_Exercise_: Reproduce all of the data below without alteration; exclude every picture.
-------- Data records --------
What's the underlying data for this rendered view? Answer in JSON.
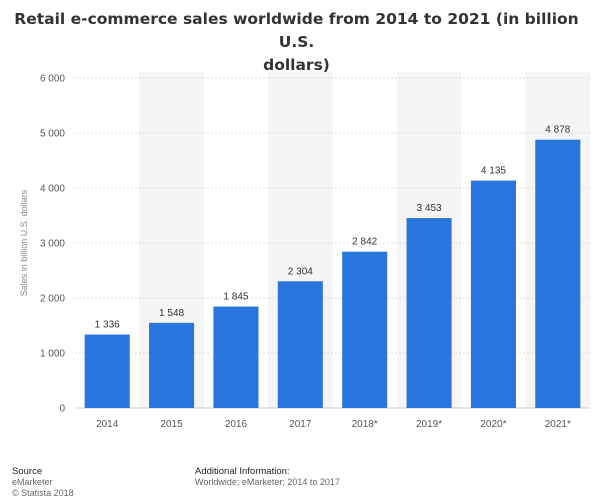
{
  "chart_data": {
    "type": "bar",
    "title_lines": [
      "Retail e-commerce sales worldwide from 2014 to 2021 (in billion U.S.",
      "dollars)"
    ],
    "xlabel": "",
    "ylabel": "Sales in billion U.S. dollars",
    "ylim": [
      0,
      6000
    ],
    "yticks": [
      0,
      1000,
      2000,
      3000,
      4000,
      5000,
      6000
    ],
    "ytick_labels": [
      "0",
      "1 000",
      "2 000",
      "3 000",
      "4 000",
      "5 000",
      "6 000"
    ],
    "categories": [
      "2014",
      "2015",
      "2016",
      "2017",
      "2018*",
      "2019*",
      "2020*",
      "2021*"
    ],
    "values": [
      1336,
      1548,
      1845,
      2304,
      2842,
      3453,
      4135,
      4878
    ],
    "value_labels": [
      "1 336",
      "1 548",
      "1 845",
      "2 304",
      "2 842",
      "3 453",
      "4 135",
      "4 878"
    ],
    "bar_color": "#2876dd",
    "band_color": "#f5f5f5",
    "grid": true
  },
  "footer": {
    "source_heading": "Source",
    "source_lines": [
      "eMarketer",
      "© Statista 2018"
    ],
    "info_heading": "Additional Information:",
    "info_lines": [
      "Worldwide; eMarketer; 2014 to 2017"
    ]
  }
}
--------
_Solution to the problem_:
What's the underlying data for this rendered view? Answer in JSON.
{
  "chart_data": {
    "type": "bar",
    "title_lines": [
      "Retail e-commerce sales worldwide from 2014 to 2021 (in billion U.S.",
      "dollars)"
    ],
    "xlabel": "",
    "ylabel": "Sales in billion U.S. dollars",
    "ylim": [
      0,
      6000
    ],
    "yticks": [
      0,
      1000,
      2000,
      3000,
      4000,
      5000,
      6000
    ],
    "ytick_labels": [
      "0",
      "1 000",
      "2 000",
      "3 000",
      "4 000",
      "5 000",
      "6 000"
    ],
    "categories": [
      "2014",
      "2015",
      "2016",
      "2017",
      "2018*",
      "2019*",
      "2020*",
      "2021*"
    ],
    "values": [
      1336,
      1548,
      1845,
      2304,
      2842,
      3453,
      4135,
      4878
    ],
    "value_labels": [
      "1 336",
      "1 548",
      "1 845",
      "2 304",
      "2 842",
      "3 453",
      "4 135",
      "4 878"
    ],
    "bar_color": "#2876dd",
    "band_color": "#f5f5f5",
    "grid": true
  },
  "footer": {
    "source_heading": "Source",
    "source_lines": [
      "eMarketer",
      "© Statista 2018"
    ],
    "info_heading": "Additional Information:",
    "info_lines": [
      "Worldwide; eMarketer; 2014 to 2017"
    ]
  }
}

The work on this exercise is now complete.